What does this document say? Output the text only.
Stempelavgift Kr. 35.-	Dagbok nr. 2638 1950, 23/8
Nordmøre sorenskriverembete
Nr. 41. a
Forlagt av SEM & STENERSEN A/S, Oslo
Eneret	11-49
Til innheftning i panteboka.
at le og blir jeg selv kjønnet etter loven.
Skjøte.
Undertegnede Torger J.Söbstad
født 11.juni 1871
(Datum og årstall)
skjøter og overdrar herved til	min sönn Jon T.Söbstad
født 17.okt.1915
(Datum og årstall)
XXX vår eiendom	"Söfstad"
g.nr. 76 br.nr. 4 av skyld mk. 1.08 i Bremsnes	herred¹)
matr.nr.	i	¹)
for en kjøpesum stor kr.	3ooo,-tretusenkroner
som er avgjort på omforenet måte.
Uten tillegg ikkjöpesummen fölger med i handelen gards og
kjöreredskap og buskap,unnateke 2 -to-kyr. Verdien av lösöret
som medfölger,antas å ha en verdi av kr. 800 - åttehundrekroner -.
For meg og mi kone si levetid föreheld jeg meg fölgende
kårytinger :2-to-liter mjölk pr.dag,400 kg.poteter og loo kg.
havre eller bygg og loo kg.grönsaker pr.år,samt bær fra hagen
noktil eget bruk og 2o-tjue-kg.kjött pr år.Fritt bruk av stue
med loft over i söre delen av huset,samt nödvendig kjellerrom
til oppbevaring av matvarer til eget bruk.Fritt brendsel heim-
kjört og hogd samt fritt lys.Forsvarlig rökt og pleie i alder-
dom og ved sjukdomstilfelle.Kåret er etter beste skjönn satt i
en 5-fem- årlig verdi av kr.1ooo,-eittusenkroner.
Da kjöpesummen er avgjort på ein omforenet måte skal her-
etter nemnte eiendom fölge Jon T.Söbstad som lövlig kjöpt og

> **Stated exercise**
Your answer should be a single number: the count of lines in the material above that contain "omforenet".

> **Result for this task**
2